__SHORT EXERCISE__
The data must be written out once more, precisely as given.

[Dataset records]
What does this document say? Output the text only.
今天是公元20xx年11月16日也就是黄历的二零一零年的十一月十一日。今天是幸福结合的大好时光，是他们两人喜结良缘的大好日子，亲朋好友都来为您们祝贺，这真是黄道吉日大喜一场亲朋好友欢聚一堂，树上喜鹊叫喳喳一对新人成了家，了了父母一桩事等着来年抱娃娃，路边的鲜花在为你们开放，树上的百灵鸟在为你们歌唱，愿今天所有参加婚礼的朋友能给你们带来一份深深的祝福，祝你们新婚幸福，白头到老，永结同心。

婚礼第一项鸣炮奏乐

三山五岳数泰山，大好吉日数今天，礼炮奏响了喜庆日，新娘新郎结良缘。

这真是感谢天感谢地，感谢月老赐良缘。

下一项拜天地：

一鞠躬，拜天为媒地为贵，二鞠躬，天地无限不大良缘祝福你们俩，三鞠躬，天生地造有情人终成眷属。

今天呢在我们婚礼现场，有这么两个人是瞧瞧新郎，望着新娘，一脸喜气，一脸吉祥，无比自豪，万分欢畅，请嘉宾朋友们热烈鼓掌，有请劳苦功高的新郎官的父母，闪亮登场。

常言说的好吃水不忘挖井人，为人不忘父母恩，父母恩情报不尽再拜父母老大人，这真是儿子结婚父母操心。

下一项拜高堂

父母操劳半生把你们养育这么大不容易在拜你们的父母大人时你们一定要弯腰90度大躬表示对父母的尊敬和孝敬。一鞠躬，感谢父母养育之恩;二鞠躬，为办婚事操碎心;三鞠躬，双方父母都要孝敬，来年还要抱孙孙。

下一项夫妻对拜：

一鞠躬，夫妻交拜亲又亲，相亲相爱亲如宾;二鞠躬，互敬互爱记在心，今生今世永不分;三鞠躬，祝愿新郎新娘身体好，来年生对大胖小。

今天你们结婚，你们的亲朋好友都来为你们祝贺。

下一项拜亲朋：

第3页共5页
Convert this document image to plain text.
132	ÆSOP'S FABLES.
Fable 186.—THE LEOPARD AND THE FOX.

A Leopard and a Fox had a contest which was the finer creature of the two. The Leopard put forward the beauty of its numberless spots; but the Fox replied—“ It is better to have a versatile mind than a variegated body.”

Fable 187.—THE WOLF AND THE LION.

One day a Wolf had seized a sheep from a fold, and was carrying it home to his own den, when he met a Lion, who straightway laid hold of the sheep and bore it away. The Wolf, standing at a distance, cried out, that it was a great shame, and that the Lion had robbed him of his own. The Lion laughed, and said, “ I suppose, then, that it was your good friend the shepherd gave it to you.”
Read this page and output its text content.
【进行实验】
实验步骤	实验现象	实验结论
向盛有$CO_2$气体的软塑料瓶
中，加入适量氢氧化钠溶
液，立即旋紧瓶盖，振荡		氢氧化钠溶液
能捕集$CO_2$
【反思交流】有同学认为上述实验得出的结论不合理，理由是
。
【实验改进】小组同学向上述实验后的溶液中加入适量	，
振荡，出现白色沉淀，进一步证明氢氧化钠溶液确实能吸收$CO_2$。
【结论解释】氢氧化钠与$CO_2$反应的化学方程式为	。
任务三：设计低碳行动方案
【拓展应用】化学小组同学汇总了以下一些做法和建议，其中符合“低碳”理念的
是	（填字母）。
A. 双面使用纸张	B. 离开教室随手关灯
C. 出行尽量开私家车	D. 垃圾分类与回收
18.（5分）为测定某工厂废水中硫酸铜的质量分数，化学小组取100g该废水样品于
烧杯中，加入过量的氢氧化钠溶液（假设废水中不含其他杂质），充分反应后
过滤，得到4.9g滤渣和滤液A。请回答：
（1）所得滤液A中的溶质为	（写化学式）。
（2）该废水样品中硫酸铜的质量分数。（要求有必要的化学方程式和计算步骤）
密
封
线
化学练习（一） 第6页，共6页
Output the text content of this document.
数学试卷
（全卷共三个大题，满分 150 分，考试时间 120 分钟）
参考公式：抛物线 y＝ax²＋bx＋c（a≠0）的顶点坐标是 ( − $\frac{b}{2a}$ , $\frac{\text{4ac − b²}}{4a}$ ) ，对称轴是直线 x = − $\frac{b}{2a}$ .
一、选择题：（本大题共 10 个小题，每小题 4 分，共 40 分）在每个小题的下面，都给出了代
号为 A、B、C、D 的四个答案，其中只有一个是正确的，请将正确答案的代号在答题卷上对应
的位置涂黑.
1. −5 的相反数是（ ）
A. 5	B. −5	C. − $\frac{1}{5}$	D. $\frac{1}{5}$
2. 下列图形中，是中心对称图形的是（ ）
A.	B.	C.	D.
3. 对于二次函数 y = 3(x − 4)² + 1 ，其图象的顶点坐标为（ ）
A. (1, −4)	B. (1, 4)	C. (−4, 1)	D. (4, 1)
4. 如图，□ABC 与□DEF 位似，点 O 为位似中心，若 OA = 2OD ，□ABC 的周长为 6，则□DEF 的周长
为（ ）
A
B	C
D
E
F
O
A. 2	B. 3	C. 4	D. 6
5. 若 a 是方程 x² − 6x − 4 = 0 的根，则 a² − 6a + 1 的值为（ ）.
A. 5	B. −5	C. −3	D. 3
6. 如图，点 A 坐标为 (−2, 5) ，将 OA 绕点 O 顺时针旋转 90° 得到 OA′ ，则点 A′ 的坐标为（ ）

__RESPONSE TO THE EXERCISE__
What does this document say? Output the text only.
今天是公元20xx年11月16日也就是黄历的二零一零年的十一月十一日。今天是幸福结合的大好时光，是他们两人喜结良缘的大好日子，亲朋好友都来为您们祝贺，这真是黄道吉日大喜一场亲朋好友欢聚一堂，树上喜鹊叫喳喳一对新人成了家，了了父母一桩事等着来年抱娃娃，路边的鲜花在为你们开放，树上的百灵鸟在为你们歌唱，愿今天所有参加婚礼的朋友能给你们带来一份深深的祝福，祝你们新婚幸福，白头到老，永结同心。

婚礼第一项鸣炮奏乐

三山五岳数泰山，大好吉日数今天，礼炮奏响了喜庆日，新娘新郎结良缘。

这真是感谢天感谢地，感谢月老赐良缘。

下一项拜天地：

一鞠躬，拜天为媒地为贵，二鞠躬，天地无限不大良缘祝福你们俩，三鞠躬，天生地造有情人终成眷属。

今天呢在我们婚礼现场，有这么两个人是瞧瞧新郎，望着新娘，一脸喜气，一脸吉祥，无比自豪，万分欢畅，请嘉宾朋友们热烈鼓掌，有请劳苦功高的新郎官的父母，闪亮登场。

常言说的好吃水不忘挖井人，为人不忘父母恩，父母恩情报不尽再拜父母老大人，这真是儿子结婚父母操心。

下一项拜高堂

父母操劳半生把你们养育这么大不容易在拜你们的父母大人时你们一定要弯腰90度大躬表示对父母的尊敬和孝敬。一鞠躬，感谢父母养育之恩;二鞠躬，为办婚事操碎心;三鞠躬，双方父母都要孝敬，来年还要抱孙孙。

下一项夫妻对拜：

一鞠躬，夫妻交拜亲又亲，相亲相爱亲如宾;二鞠躬，互敬互爱记在心，今生今世永不分;三鞠躬，祝愿新郎新娘身体好，来年生对大胖小。

今天你们结婚，你们的亲朋好友都来为你们祝贺。

下一项拜亲朋：

第3页共5页
Convert this document image to plain text.
132	ÆSOP'S FABLES.
Fable 186.—THE LEOPARD AND THE FOX.

A Leopard and a Fox had a contest which was the finer creature of the two. The Leopard put forward the beauty of its numberless spots; but the Fox replied—“ It is better to have a versatile mind than a variegated body.”

Fable 187.—THE WOLF AND THE LION.

One day a Wolf had seized a sheep from a fold, and was carrying it home to his own den, when he met a Lion, who straightway laid hold of the sheep and bore it away. The Wolf, standing at a distance, cried out, that it was a great shame, and that the Lion had robbed him of his own. The Lion laughed, and said, “ I suppose, then, that it was your good friend the shepherd gave it to you.”
Read this page and output its text content.
【进行实验】
实验步骤	实验现象	实验结论
向盛有$CO_2$气体的软塑料瓶
中，加入适量氢氧化钠溶
液，立即旋紧瓶盖，振荡		氢氧化钠溶液
能捕集$CO_2$
【反思交流】有同学认为上述实验得出的结论不合理，理由是
。
【实验改进】小组同学向上述实验后的溶液中加入适量	，
振荡，出现白色沉淀，进一步证明氢氧化钠溶液确实能吸收$CO_2$。
【结论解释】氢氧化钠与$CO_2$反应的化学方程式为	。
任务三：设计低碳行动方案
【拓展应用】化学小组同学汇总了以下一些做法和建议，其中符合“低碳”理念的
是	（填字母）。
A. 双面使用纸张	B. 离开教室随手关灯
C. 出行尽量开私家车	D. 垃圾分类与回收
18.（5分）为测定某工厂废水中硫酸铜的质量分数，化学小组取100g该废水样品于
烧杯中，加入过量的氢氧化钠溶液（假设废水中不含其他杂质），充分反应后
过滤，得到4.9g滤渣和滤液A。请回答：
（1）所得滤液A中的溶质为	（写化学式）。
（2）该废水样品中硫酸铜的质量分数。（要求有必要的化学方程式和计算步骤）
密
封
线
化学练习（一） 第6页，共6页
Output the text content of this document.
数学试卷
（全卷共三个大题，满分 150 分，考试时间 120 分钟）
参考公式：抛物线 y＝ax²＋bx＋c（a≠0）的顶点坐标是 ( − $\frac{b}{2a}$ , $\frac{\text{4ac − b²}}{4a}$ ) ，对称轴是直线 x = − $\frac{b}{2a}$ .
一、选择题：（本大题共 10 个小题，每小题 4 分，共 40 分）在每个小题的下面，都给出了代
号为 A、B、C、D 的四个答案，其中只有一个是正确的，请将正确答案的代号在答题卷上对应
的位置涂黑.
1. −5 的相反数是（ ）
A. 5	B. −5	C. − $\frac{1}{5}$	D. $\frac{1}{5}$
2. 下列图形中，是中心对称图形的是（ ）
A.	B.	C.	D.
3. 对于二次函数 y = 3(x − 4)² + 1 ，其图象的顶点坐标为（ ）
A. (1, −4)	B. (1, 4)	C. (−4, 1)	D. (4, 1)
4. 如图，□ABC 与□DEF 位似，点 O 为位似中心，若 OA = 2OD ，□ABC 的周长为 6，则□DEF 的周长
为（ ）
A
B	C
D
E
F
O
A. 2	B. 3	C. 4	D. 6
5. 若 a 是方程 x² − 6x − 4 = 0 的根，则 a² − 6a + 1 的值为（ ）.
A. 5	B. −5	C. −3	D. 3
6. 如图，点 A 坐标为 (−2, 5) ，将 OA 绕点 O 顺时针旋转 90° 得到 OA′ ，则点 A′ 的坐标为（ ）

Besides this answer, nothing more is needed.